| Exercise |
Copy out every record below, word for word.

| Records for processing |
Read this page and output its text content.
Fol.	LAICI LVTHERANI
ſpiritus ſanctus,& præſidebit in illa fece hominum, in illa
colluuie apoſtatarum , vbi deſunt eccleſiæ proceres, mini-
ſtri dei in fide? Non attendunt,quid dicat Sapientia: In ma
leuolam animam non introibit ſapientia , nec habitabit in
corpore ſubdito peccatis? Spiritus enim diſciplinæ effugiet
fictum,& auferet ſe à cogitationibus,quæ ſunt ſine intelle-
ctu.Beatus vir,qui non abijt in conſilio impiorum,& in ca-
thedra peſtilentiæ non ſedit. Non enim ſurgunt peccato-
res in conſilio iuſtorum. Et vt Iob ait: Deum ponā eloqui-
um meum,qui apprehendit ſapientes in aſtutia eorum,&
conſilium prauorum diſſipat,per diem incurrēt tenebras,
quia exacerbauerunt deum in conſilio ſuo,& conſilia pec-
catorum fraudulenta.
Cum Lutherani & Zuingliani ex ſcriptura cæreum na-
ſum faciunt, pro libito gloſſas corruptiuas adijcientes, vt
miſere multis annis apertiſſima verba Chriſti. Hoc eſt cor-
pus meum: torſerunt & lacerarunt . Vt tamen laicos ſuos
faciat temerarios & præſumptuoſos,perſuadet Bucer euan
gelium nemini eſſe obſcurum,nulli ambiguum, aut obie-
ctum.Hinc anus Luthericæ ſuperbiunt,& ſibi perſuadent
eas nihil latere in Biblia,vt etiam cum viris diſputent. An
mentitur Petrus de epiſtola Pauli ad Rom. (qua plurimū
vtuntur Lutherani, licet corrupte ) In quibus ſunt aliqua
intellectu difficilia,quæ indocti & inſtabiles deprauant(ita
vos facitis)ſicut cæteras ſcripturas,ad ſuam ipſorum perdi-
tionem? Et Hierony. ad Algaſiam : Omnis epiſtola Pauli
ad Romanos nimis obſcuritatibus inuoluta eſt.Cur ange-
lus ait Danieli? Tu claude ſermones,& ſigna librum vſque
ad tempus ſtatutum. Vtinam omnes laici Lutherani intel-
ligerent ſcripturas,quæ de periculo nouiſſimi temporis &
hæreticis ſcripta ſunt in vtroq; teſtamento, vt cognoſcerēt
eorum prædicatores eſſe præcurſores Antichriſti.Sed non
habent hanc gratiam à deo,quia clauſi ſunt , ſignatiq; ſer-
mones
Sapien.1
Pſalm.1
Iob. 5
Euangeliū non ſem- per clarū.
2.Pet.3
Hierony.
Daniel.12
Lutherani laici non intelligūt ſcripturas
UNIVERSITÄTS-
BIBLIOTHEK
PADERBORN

| Response to this exercise |
Read this page and output its text content.
Fol.	LAICI LVTHERANI
ſpiritus ſanctus,& præſidebit in illa fece hominum, in illa
colluuie apoſtatarum , vbi deſunt eccleſiæ proceres, mini-
ſtri dei in fide? Non attendunt,quid dicat Sapientia: In ma
leuolam animam non introibit ſapientia , nec habitabit in
corpore ſubdito peccatis? Spiritus enim diſciplinæ effugiet
fictum,& auferet ſe à cogitationibus,quæ ſunt ſine intelle-
ctu.Beatus vir,qui non abijt in conſilio impiorum,& in ca-
thedra peſtilentiæ non ſedit. Non enim ſurgunt peccato-
res in conſilio iuſtorum. Et vt Iob ait: Deum ponā eloqui-
um meum,qui apprehendit ſapientes in aſtutia eorum,&
conſilium prauorum diſſipat,per diem incurrēt tenebras,
quia exacerbauerunt deum in conſilio ſuo,& conſilia pec-
catorum fraudulenta.
Cum Lutherani & Zuingliani ex ſcriptura cæreum na-
ſum faciunt, pro libito gloſſas corruptiuas adijcientes, vt
miſere multis annis apertiſſima verba Chriſti. Hoc eſt cor-
pus meum: torſerunt & lacerarunt . Vt tamen laicos ſuos
faciat temerarios & præſumptuoſos,perſuadet Bucer euan
gelium nemini eſſe obſcurum,nulli ambiguum, aut obie-
ctum.Hinc anus Luthericæ ſuperbiunt,& ſibi perſuadent
eas nihil latere in Biblia,vt etiam cum viris diſputent. An
mentitur Petrus de epiſtola Pauli ad Rom. (qua plurimū
vtuntur Lutherani, licet corrupte ) In quibus ſunt aliqua
intellectu difficilia,quæ indocti & inſtabiles deprauant(ita
vos facitis)ſicut cæteras ſcripturas,ad ſuam ipſorum perdi-
tionem? Et Hierony. ad Algaſiam : Omnis epiſtola Pauli
ad Romanos nimis obſcuritatibus inuoluta eſt.Cur ange-
lus ait Danieli? Tu claude ſermones,& ſigna librum vſque
ad tempus ſtatutum. Vtinam omnes laici Lutherani intel-
ligerent ſcripturas,quæ de periculo nouiſſimi temporis &
hæreticis ſcripta ſunt in vtroq; teſtamento, vt cognoſcerēt
eorum prædicatores eſſe præcurſores Antichriſti.Sed non
habent hanc gratiam à deo,quia clauſi ſunt , ſignatiq; ſer-
mones
Sapien.1
Pſalm.1
Iob. 5
Euangeliū non ſem- per clarū.
2.Pet.3
Hierony.
Daniel.12
Lutherani laici non intelligūt ſcripturas
UNIVERSITÄTS-
BIBLIOTHEK
PADERBORN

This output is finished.